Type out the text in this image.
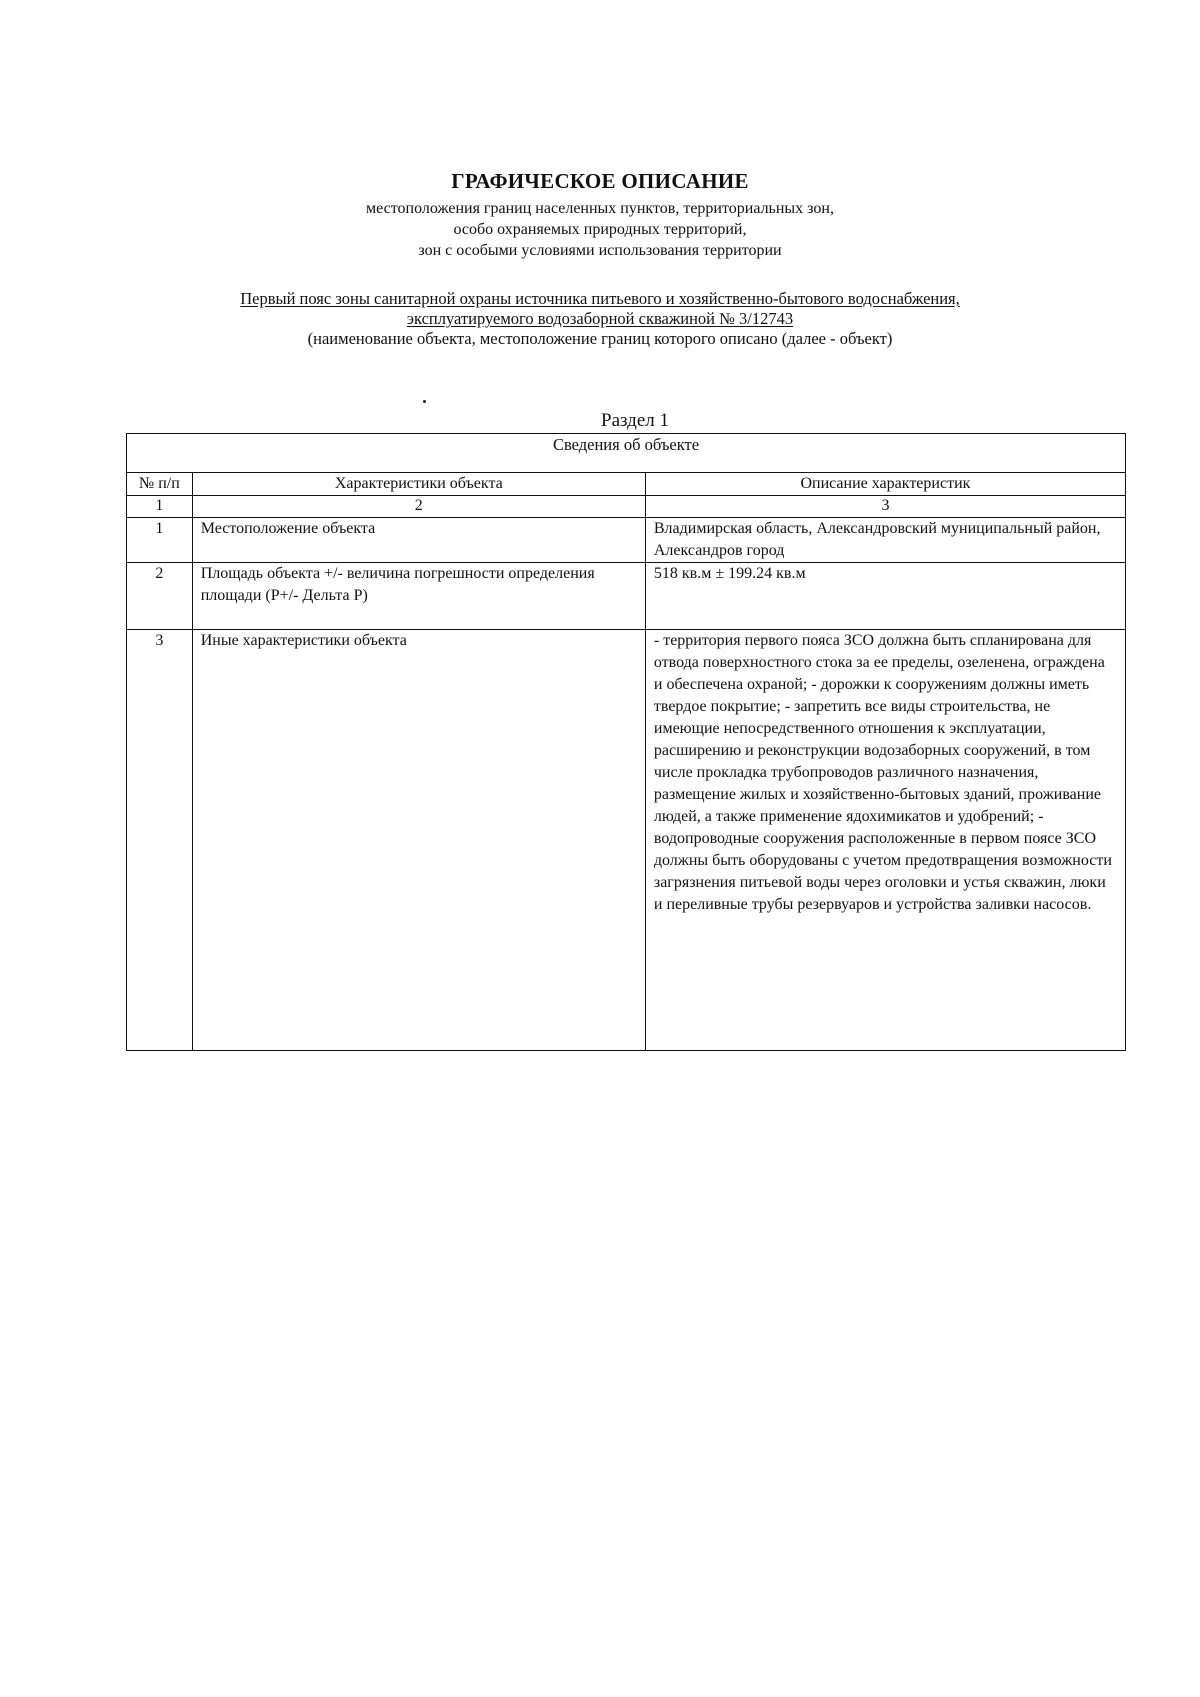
ГРАФИЧЕСКОЕ ОПИСАНИЕ
местоположения границ населенных пунктов, территориальных зон,
особо охраняемых природных территорий,
зон с особыми условиями использования территории
Первый пояс зоны санитарной охраны источника питьевого и хозяйственно-бытового водоснабжения,
эксплуатируемого водозаборной скважиной № 3/12743
(наименование объекта, местоположение границ которого описано (далее - объект)
Раздел 1
Сведения об объекте		
№ п/п	Характеристики объекта	Описание характеристик
1	2	3
1	Местоположение объекта	Владимирская область, Александровский муниципальный район, Александров город
2	Площадь объекта +/- величина погрешности определения площади (Р+/- Дельта Р)	518 кв.м ± 199.24 кв.м
3	Иные характеристики объекта	- территория первого пояса ЗСО должна быть спланирована для отвода поверхностного стока за ее пределы, озеленена, ограждена и обеспечена охраной; - дорожки к сооружениям должны иметь твердое покрытие; - запретить все виды строительства, не имеющие непосредственного отношения к эксплуатации, расширению и реконструкции водозаборных сооружений, в том числе прокладка трубопроводов различного назначения, размещение жилых и хозяйственно-бытовых зданий, проживание людей, а также применение ядохимикатов и удобрений; - водопроводные сооружения расположенные в первом поясе ЗСО должны быть оборудованы с учетом предотвращения возможности загрязнения питьевой воды через оголовки и устья скважин, люки и переливные трубы резервуаров и устройства заливки насосов.
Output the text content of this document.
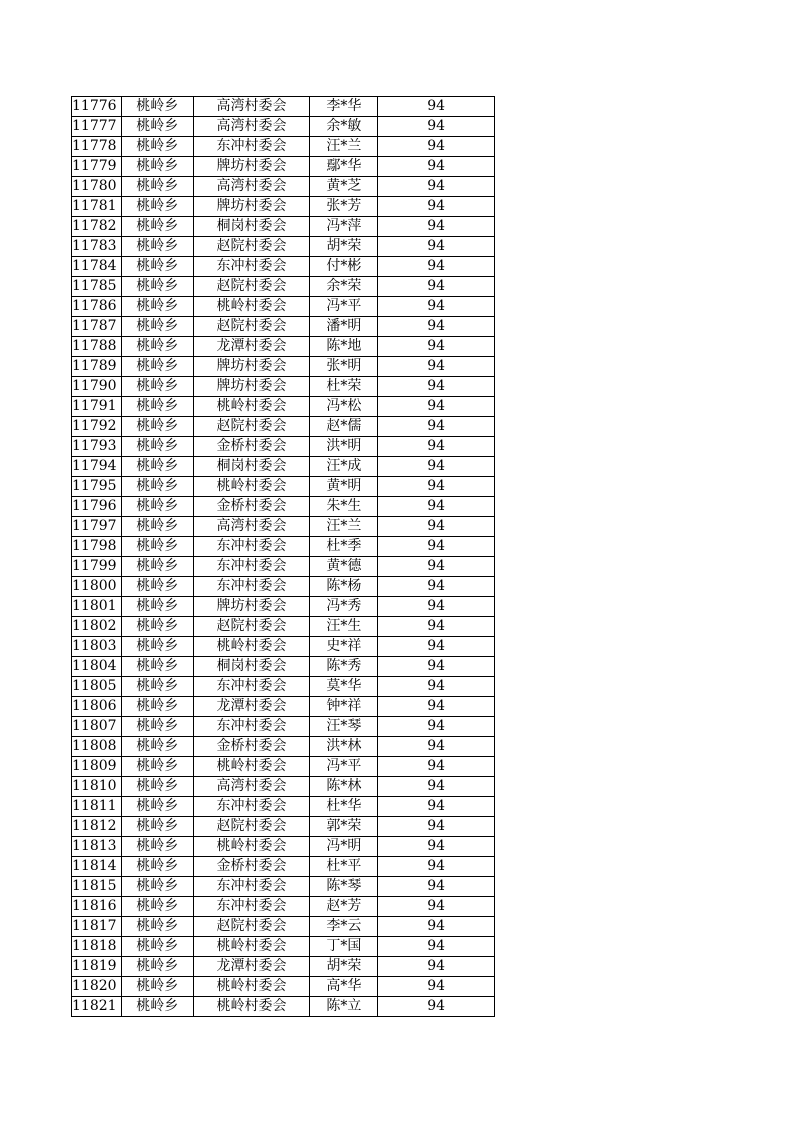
11776	桃岭乡	高湾村委会	李*华	94
11777	桃岭乡	高湾村委会	余*敏	94
11778	桃岭乡	东冲村委会	汪*兰	94
11779	桃岭乡	牌坊村委会	鄢*华	94
11780	桃岭乡	高湾村委会	黄*芝	94
11781	桃岭乡	牌坊村委会	张*芳	94
11782	桃岭乡	桐岗村委会	冯*萍	94
11783	桃岭乡	赵院村委会	胡*荣	94
11784	桃岭乡	东冲村委会	付*彬	94
11785	桃岭乡	赵院村委会	余*荣	94
11786	桃岭乡	桃岭村委会	冯*平	94
11787	桃岭乡	赵院村委会	潘*明	94
11788	桃岭乡	龙潭村委会	陈*地	94
11789	桃岭乡	牌坊村委会	张*明	94
11790	桃岭乡	牌坊村委会	杜*荣	94
11791	桃岭乡	桃岭村委会	冯*松	94
11792	桃岭乡	赵院村委会	赵*儒	94
11793	桃岭乡	金桥村委会	洪*明	94
11794	桃岭乡	桐岗村委会	汪*成	94
11795	桃岭乡	桃岭村委会	黄*明	94
11796	桃岭乡	金桥村委会	朱*生	94
11797	桃岭乡	高湾村委会	汪*兰	94
11798	桃岭乡	东冲村委会	杜*季	94
11799	桃岭乡	东冲村委会	黄*德	94
11800	桃岭乡	东冲村委会	陈*杨	94
11801	桃岭乡	牌坊村委会	冯*秀	94
11802	桃岭乡	赵院村委会	汪*生	94
11803	桃岭乡	桃岭村委会	史*祥	94
11804	桃岭乡	桐岗村委会	陈*秀	94
11805	桃岭乡	东冲村委会	莫*华	94
11806	桃岭乡	龙潭村委会	钟*祥	94
11807	桃岭乡	东冲村委会	汪*琴	94
11808	桃岭乡	金桥村委会	洪*林	94
11809	桃岭乡	桃岭村委会	冯*平	94
11810	桃岭乡	高湾村委会	陈*林	94
11811	桃岭乡	东冲村委会	杜*华	94
11812	桃岭乡	赵院村委会	郭*荣	94
11813	桃岭乡	桃岭村委会	冯*明	94
11814	桃岭乡	金桥村委会	杜*平	94
11815	桃岭乡	东冲村委会	陈*琴	94
11816	桃岭乡	东冲村委会	赵*芳	94
11817	桃岭乡	赵院村委会	李*云	94
11818	桃岭乡	桃岭村委会	丁*国	94
11819	桃岭乡	龙潭村委会	胡*荣	94
11820	桃岭乡	桃岭村委会	高*华	94
11821	桃岭乡	桃岭村委会	陈*立	94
================
Instruction
Pull out every line in the data above that has the word "text".

Complete response
Type out the text in this image.
Output the text content of this document.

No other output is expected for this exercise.